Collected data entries
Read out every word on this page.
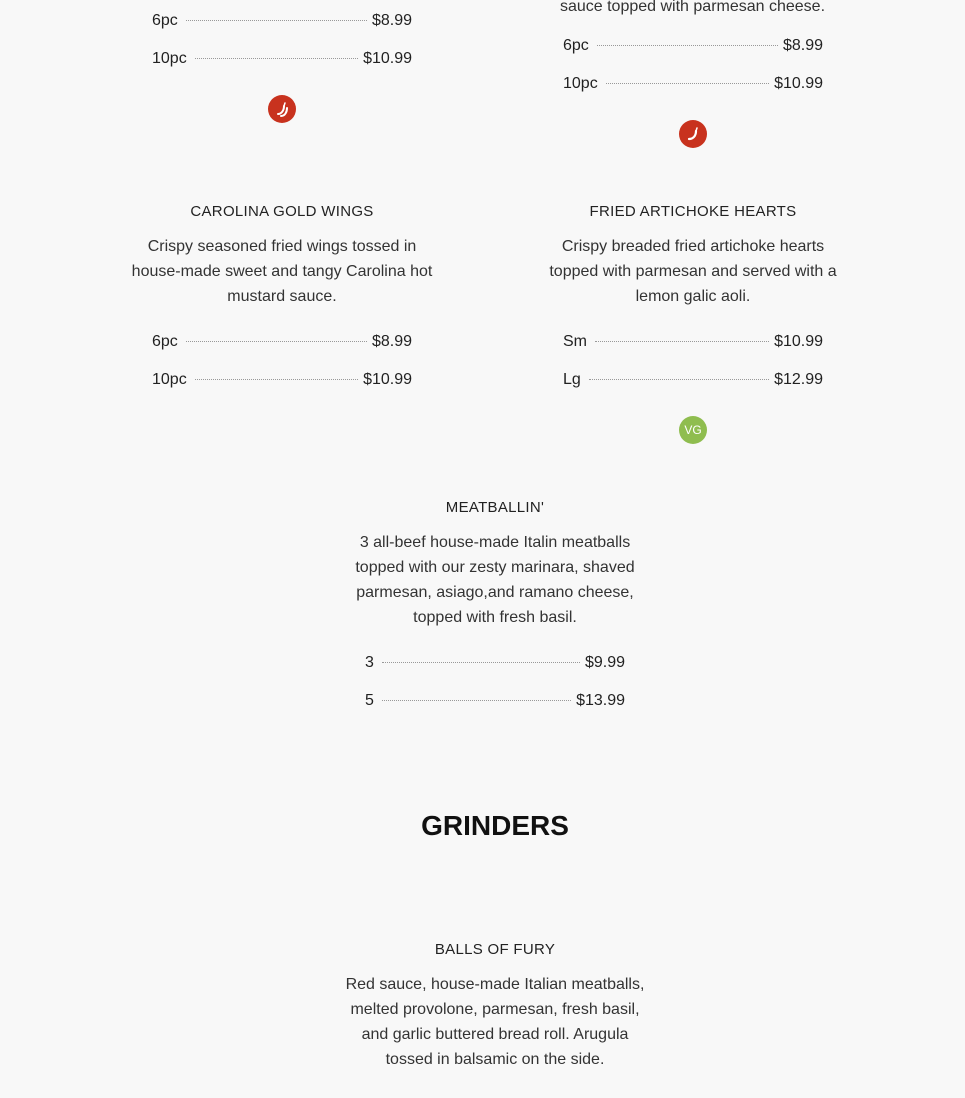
6pc	$8.99
10pc	$10.99

sauce topped with parmesan cheese.

6pc	$8.99
10pc	$10.99

CAROLINA GOLD WINGS

Crispy seasoned fried wings tossed in house-made sweet and tangy Carolina hot mustard sauce.

6pc	$8.99
10pc	$10.99

FRIED ARTICHOKE HEARTS

Crispy breaded fried artichoke hearts topped with parmesan and served with a lemon galic aoli.

Sm	$10.99
Lg	$12.99
VG

MEATBALLIN'

3 all-beef house-made Italin meatballs topped with our zesty marinara, shaved parmesan, asiago,and ramano cheese, topped with fresh basil.

3	$9.99
5	$13.99
GRINDERS

BALLS OF FURY

Red sauce, house-made Italian meatballs, melted provolone, parmesan, fresh basil, and garlic buttered bread roll. Arugula tossed in balsamic on the side.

## AIM
Quote the preceding records in their entirety, excluding every picture.

## OUTPUT
Read out every word on this page.
6pc	$8.99
10pc	$10.99

sauce topped with parmesan cheese.

6pc	$8.99
10pc	$10.99

CAROLINA GOLD WINGS

Crispy seasoned fried wings tossed in house-made sweet and tangy Carolina hot mustard sauce.

6pc	$8.99
10pc	$10.99

FRIED ARTICHOKE HEARTS

Crispy breaded fried artichoke hearts topped with parmesan and served with a lemon galic aoli.

Sm	$10.99
Lg	$12.99
VG

MEATBALLIN'

3 all-beef house-made Italin meatballs topped with our zesty marinara, shaved parmesan, asiago,and ramano cheese, topped with fresh basil.

3	$9.99
5	$13.99
GRINDERS

BALLS OF FURY

Red sauce, house-made Italian meatballs, melted provolone, parmesan, fresh basil, and garlic buttered bread roll. Arugula tossed in balsamic on the side.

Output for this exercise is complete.